== Materials provided ==

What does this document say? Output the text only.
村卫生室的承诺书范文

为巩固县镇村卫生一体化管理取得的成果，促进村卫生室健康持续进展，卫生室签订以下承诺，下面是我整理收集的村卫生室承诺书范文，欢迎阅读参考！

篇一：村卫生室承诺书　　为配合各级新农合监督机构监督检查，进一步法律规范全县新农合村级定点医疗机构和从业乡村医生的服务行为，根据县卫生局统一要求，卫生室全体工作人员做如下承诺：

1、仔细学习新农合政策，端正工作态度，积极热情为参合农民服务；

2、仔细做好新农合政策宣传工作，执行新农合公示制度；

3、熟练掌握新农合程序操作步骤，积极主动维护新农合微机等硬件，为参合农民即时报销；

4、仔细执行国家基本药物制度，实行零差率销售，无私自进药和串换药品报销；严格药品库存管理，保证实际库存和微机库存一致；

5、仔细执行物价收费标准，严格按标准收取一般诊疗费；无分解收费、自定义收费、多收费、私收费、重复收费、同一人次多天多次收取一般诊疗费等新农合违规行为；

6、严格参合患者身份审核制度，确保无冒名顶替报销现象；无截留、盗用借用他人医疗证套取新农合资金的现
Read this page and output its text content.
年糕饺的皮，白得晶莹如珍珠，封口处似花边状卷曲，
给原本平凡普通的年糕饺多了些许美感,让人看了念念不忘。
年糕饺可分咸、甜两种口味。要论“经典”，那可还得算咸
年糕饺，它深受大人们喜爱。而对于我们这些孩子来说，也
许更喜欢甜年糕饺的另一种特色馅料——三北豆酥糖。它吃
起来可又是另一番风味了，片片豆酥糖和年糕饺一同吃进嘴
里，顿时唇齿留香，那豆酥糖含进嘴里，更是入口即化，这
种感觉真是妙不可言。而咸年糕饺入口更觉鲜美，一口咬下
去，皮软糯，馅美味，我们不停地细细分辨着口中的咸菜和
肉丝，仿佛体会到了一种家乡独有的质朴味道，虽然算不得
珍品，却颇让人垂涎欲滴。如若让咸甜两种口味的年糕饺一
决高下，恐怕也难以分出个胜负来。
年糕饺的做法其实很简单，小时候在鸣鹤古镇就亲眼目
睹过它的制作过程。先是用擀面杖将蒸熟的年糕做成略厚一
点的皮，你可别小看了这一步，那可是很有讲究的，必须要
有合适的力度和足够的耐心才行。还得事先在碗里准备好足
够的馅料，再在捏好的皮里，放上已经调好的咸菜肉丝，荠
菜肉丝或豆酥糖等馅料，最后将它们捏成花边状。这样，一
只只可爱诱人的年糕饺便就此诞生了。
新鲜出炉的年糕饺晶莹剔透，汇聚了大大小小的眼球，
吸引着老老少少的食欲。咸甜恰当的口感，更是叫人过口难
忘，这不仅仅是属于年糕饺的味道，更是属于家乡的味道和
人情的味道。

== Work to do ==
Beginning with the line that contains "Read this page and output its text content.", quote each line exactly through the last line of the entries above, and nothing beyond them.

== Result ==
Read this page and output its text content.
年糕饺的皮，白得晶莹如珍珠，封口处似花边状卷曲，
给原本平凡普通的年糕饺多了些许美感,让人看了念念不忘。
年糕饺可分咸、甜两种口味。要论“经典”，那可还得算咸
年糕饺，它深受大人们喜爱。而对于我们这些孩子来说，也
许更喜欢甜年糕饺的另一种特色馅料——三北豆酥糖。它吃
起来可又是另一番风味了，片片豆酥糖和年糕饺一同吃进嘴
里，顿时唇齿留香，那豆酥糖含进嘴里，更是入口即化，这
种感觉真是妙不可言。而咸年糕饺入口更觉鲜美，一口咬下
去，皮软糯，馅美味，我们不停地细细分辨着口中的咸菜和
肉丝，仿佛体会到了一种家乡独有的质朴味道，虽然算不得
珍品，却颇让人垂涎欲滴。如若让咸甜两种口味的年糕饺一
决高下，恐怕也难以分出个胜负来。
年糕饺的做法其实很简单，小时候在鸣鹤古镇就亲眼目
睹过它的制作过程。先是用擀面杖将蒸熟的年糕做成略厚一
点的皮，你可别小看了这一步，那可是很有讲究的，必须要
有合适的力度和足够的耐心才行。还得事先在碗里准备好足
够的馅料，再在捏好的皮里，放上已经调好的咸菜肉丝，荠
菜肉丝或豆酥糖等馅料，最后将它们捏成花边状。这样，一
只只可爱诱人的年糕饺便就此诞生了。
新鲜出炉的年糕饺晶莹剔透，汇聚了大大小小的眼球，
吸引着老老少少的食欲。咸甜恰当的口感，更是叫人过口难
忘，这不仅仅是属于年糕饺的味道，更是属于家乡的味道和
人情的味道。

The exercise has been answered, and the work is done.